---- Supplied records

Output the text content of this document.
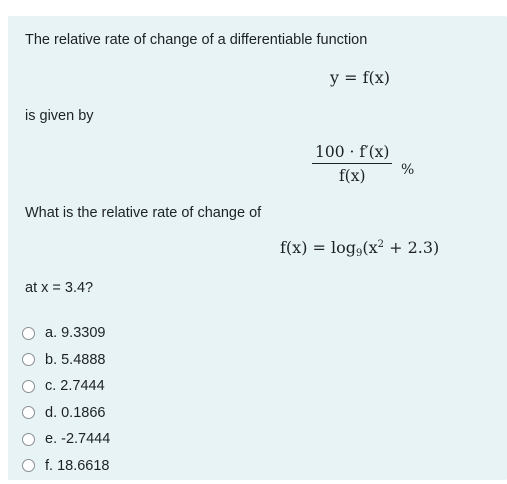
The relative rate of change of a differentiable function
y = f(x)
is given by
100 · f′(x)
f(x)	%
What is the relative rate of change of
$f(x) = \log_9(x^2 + 2.3)$
at x = 3.4?
a. 9.3309
b. 5.4888
c. 2.7444
d. 0.1866
e. -2.7444
f. 18.6618
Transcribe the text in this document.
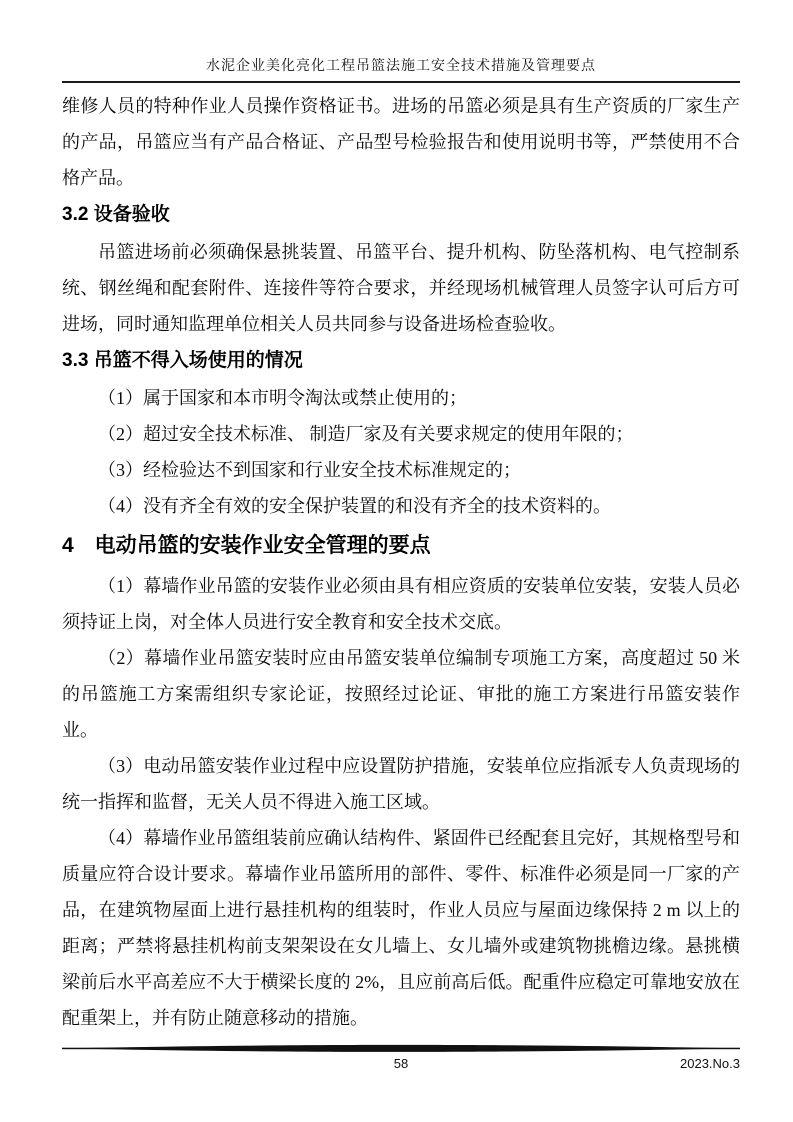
水泥企业美化亮化工程吊篮法施工安全技术措施及管理要点

维修人员的特种作业人员操作资格证书。进场的吊篮必须是具有生产资质的厂家生产的产品，吊篮应当有产品合格证、产品型号检验报告和使用说明书等，严禁使用不合格产品。

3.2 设备验收

吊篮进场前必须确保悬挑装置、吊篮平台、提升机构、防坠落机构、电气控制系统、钢丝绳和配套附件、连接件等符合要求，并经现场机械管理人员签字认可后方可进场，同时通知监理单位相关人员共同参与设备进场检查验收。

3.3 吊篮不得入场使用的情况

（1）属于国家和本市明令淘汰或禁止使用的；

（2）超过安全技术标准、 制造厂家及有关要求规定的使用年限的；

（3）经检验达不到国家和行业安全技术标准规定的；

（4）没有齐全有效的安全保护装置的和没有齐全的技术资料的。

4　电动吊篮的安装作业安全管理的要点

（1）幕墙作业吊篮的安装作业必须由具有相应资质的安装单位安装，安装人员必须持证上岗，对全体人员进行安全教育和安全技术交底。

（2）幕墙作业吊篮安装时应由吊篮安装单位编制专项施工方案，高度超过 50 米的吊篮施工方案需组织专家论证，按照经过论证、审批的施工方案进行吊篮安装作业。

（3）电动吊篮安装作业过程中应设置防护措施，安装单位应指派专人负责现场的统一指挥和监督，无关人员不得进入施工区域。

（4）幕墙作业吊篮组装前应确认结构件、紧固件已经配套且完好，其规格型号和质量应符合设计要求。幕墙作业吊篮所用的部件、零件、标准件必须是同一厂家的产品，在建筑物屋面上进行悬挂机构的组装时，作业人员应与屋面边缘保持 2 m 以上的距离；严禁将悬挂机构前支架架设在女儿墙上、女儿墙外或建筑物挑檐边缘。悬挑横梁前后水平高差应不大于横梁长度的 2%，且应前高后低。配重件应稳定可靠地安放在配重架上，并有防止随意移动的措施。

58	2023.No.3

--------

- [Directive] Give back only a number, the number of lines where the string "this" occurs.

- [Result of the task] 2